> **WHAT TO WORK ON**:
1. Quote the passage on Freeview and connected TVs word for word, everything from "Earlier, Howling said" down to "deliver new services.".
2. Gather every line in the rows below that has the string "footer" in it.

START QUOTED TEXT

Howling said that while total Freeview sales stood at 20 million as of today, sales of Freeview HD devices already stood at 4.4 million. Of those, she said, only 400,000 were of set-top boxes, with the bulk being integrated digital TVs.
“What people are buying are connected TVs,” she said. “YouView will be a set-top box offer…[that] will have a valuable place for more sophisticated consumers.”
Within the Freeview HD universe there are already 2.6 million connected TVs, said Howling. “There is a very big market starting there and all of use want to embrace that connected opportunity.”
Howling said that the latest version of the DTG’s D-Book, which includes a specification for an enhanced EPG that can look backwards as well as forwards in time, could help deliver sophisticated connected TV services without the need for an additional set-top.
Asked if there was a case for a separate consumer brand to help consumer identify compatible devices, Howling said it was conceivable that “there may be scope for something like ‘Freeview Smart’ – who knows where that could go. If you do use specification branding, it does help consumers.”
Earlier, Howling said that Freeview’s research showed that the most popular innovations on the platform were those around the EPG. “It’s exciting to see a specification for an enhanced EPG being signed off in the D-book this month,” she said, adding that the BBC would likely look at how to use that to deliver new services.
Howling also said that any enhancement to the platform would be rooted in the principle that the service should remain predominantly based on free TV. “We will carry on defending the free TV space and we will make sure hybrid is not used as a smokescreen to erode the principle of free TV in this country,” she said.

END QUOTED TEXT
START DATA TO PROCESS

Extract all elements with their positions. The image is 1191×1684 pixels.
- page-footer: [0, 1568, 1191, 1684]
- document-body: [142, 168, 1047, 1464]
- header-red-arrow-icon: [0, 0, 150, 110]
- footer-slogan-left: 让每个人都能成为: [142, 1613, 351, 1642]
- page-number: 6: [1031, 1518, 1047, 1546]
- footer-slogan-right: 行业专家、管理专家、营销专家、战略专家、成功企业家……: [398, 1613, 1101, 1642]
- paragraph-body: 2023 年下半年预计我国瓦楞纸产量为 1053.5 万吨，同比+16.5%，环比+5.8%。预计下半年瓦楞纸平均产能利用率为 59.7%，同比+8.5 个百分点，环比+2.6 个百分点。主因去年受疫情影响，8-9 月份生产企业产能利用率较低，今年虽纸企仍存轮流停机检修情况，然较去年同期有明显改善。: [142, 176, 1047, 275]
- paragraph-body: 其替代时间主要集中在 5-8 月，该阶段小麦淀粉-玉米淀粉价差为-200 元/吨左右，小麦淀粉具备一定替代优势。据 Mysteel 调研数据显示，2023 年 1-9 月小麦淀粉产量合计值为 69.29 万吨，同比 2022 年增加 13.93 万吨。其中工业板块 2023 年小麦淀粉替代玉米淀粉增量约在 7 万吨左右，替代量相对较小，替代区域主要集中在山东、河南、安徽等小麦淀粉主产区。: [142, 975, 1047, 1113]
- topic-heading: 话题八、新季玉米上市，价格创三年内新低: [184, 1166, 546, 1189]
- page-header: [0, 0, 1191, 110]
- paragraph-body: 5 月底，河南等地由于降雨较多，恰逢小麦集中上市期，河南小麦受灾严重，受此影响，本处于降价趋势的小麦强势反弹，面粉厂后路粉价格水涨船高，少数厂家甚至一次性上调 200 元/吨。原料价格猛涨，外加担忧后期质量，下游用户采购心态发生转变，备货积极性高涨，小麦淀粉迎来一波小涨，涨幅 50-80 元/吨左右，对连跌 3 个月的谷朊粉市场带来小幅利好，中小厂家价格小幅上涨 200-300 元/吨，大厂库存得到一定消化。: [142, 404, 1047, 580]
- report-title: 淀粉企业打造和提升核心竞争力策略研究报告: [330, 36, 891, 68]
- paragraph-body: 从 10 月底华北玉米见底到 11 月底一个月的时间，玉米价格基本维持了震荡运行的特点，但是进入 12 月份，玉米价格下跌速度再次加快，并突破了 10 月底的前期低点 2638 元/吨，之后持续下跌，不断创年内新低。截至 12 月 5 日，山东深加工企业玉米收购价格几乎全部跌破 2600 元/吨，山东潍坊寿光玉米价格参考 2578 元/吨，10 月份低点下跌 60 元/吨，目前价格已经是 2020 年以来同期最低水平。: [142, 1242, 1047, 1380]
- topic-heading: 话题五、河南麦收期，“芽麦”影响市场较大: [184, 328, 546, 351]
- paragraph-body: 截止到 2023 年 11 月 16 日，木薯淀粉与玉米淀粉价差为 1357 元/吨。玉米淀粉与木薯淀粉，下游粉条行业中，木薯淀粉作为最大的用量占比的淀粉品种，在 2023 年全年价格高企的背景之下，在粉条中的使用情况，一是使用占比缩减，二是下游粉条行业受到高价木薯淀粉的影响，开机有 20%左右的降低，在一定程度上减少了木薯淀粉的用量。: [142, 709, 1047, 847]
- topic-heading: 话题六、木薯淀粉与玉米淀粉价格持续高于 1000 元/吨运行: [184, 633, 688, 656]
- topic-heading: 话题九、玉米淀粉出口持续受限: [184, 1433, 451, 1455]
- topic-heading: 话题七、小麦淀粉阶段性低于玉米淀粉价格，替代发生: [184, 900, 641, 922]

END DATA TO PROCESS

> **SOLUTIONS BY TASK**:
1.
Earlier, Howling said that Freeview’s research showed that the most popular innovations on the platform were those around the EPG. “It’s exciting to see a specification for an enhanced EPG being signed off in the D-book this month,” she said, adding that the BBC would likely look at how to use that to deliver new services.

2.
- page-footer: [0, 1568, 1191, 1684]
- footer-slogan-left: 让每个人都能成为: [142, 1613, 351, 1642]
- footer-slogan-right: 行业专家、管理专家、营销专家、战略专家、成功企业家……: [398, 1613, 1101, 1642]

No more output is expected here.